(Task): Pick out all lines with the word "title" from the records that follow.

(Exercise data):
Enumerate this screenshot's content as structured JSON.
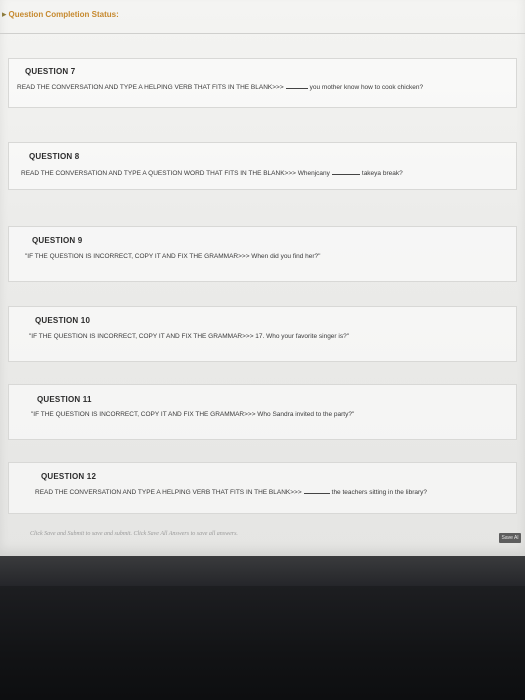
{
  "status": {
    "label": "Question Completion Status:"
  },
  "questions": [
    {
      "title": "QUESTION 7",
      "prompt_before": "READ THE CONVERSATION AND TYPE A HELPING VERB THAT FITS IN THE BLANK>>>",
      "prompt_after": "you mother know how to cook chicken?",
      "answer": ""
    },
    {
      "title": "QUESTION 8",
      "prompt_before": "READ THE CONVERSATION AND TYPE A QUESTION WORD THAT FITS IN THE BLANK>>> Whenjcany",
      "prompt_after": "takeya break?",
      "answer": ""
    },
    {
      "title": "QUESTION 9",
      "prompt": "\"IF THE QUESTION IS INCORRECT, COPY IT AND FIX THE GRAMMAR>>> When did you find her?\""
    },
    {
      "title": "QUESTION 10",
      "prompt": "\"IF THE QUESTION IS INCORRECT, COPY IT AND FIX THE GRAMMAR>>> 17. Who your favorite singer is?\""
    },
    {
      "title": "QUESTION 11",
      "prompt": "\"IF THE QUESTION IS INCORRECT, COPY IT AND FIX THE GRAMMAR>>> Who Sandra invited to the party?\""
    },
    {
      "title": "QUESTION 12",
      "prompt_before": "READ THE CONVERSATION AND TYPE A HELPING VERB THAT FITS IN THE BLANK>>>",
      "prompt_after": "the teachers sitting in the library?"
    }
  ],
  "footer": {
    "note": "Click Save and Submit to save and submit. Click Save All Answers to save all answers.",
    "save_all_label": "Save Al"
  }
}
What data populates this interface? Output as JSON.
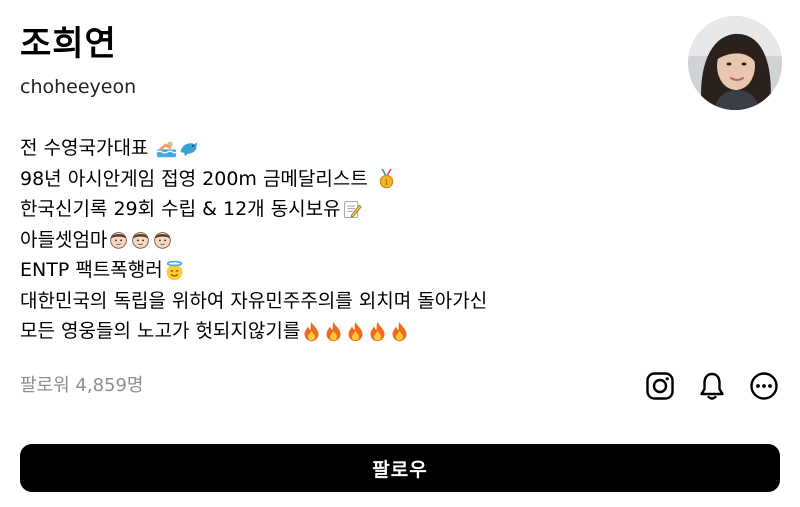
{
  "profile": {
    "name": "조희연",
    "username": "choheeyeon"
  },
  "bio": {
    "lines": [
      "전 수영국가대표",
      "98년 아시안게임 접영 200m 금메달리스트",
      "한국신기록 29회 수립 & 12개 동시보유",
      "아들셋엄마",
      "ENTP 팩트폭행러",
      "대한민국의 독립을 위하여 자유민주주의를 외치며 돌아가신",
      "모든 영웅들의 노고가 헛되지않기를"
    ],
    "emoji": {
      "line1": [
        "swimmer-emoji",
        "dolphin-emoji"
      ],
      "line2": [
        "gold-medal-emoji"
      ],
      "line3": [
        "memo-emoji"
      ],
      "line4": [
        "boy-face-emoji",
        "boy-face-emoji",
        "boy-face-emoji"
      ],
      "line5": [
        "halo-smile-emoji"
      ],
      "line7": [
        "fire-emoji",
        "fire-emoji",
        "fire-emoji",
        "fire-emoji",
        "fire-emoji"
      ]
    }
  },
  "stats": {
    "followers": "팔로워 4,859명"
  },
  "actions": {
    "icons": [
      "instagram-icon",
      "bell-icon",
      "more-options-icon"
    ],
    "follow_label": "팔로우"
  },
  "colors": {
    "button_bg": "#000000",
    "button_text": "#ffffff",
    "muted_text": "#8e8e8e"
  }
}
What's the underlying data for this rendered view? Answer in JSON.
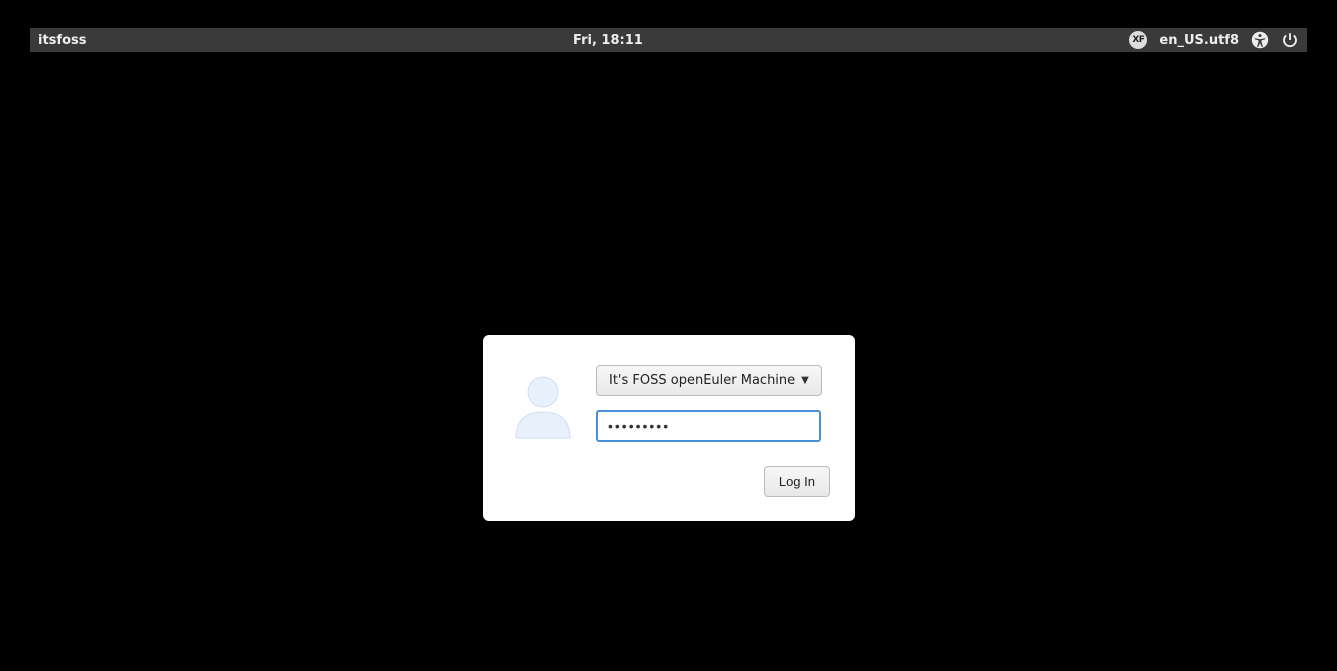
{
  "topbar": {
    "hostname": "itsfoss",
    "datetime": "Fri, 18:11",
    "locale": "en_US.utf8"
  },
  "login": {
    "user_selected": "It's FOSS openEuler Machine",
    "password_value": "•••••••••",
    "login_button_label": "Log In"
  }
}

(Complete response):
      "title": "QUESTION 7",
      "title": "QUESTION 8",
      "title": "QUESTION 9",
      "title": "QUESTION 10",
      "title": "QUESTION 11",
      "title": "QUESTION 12",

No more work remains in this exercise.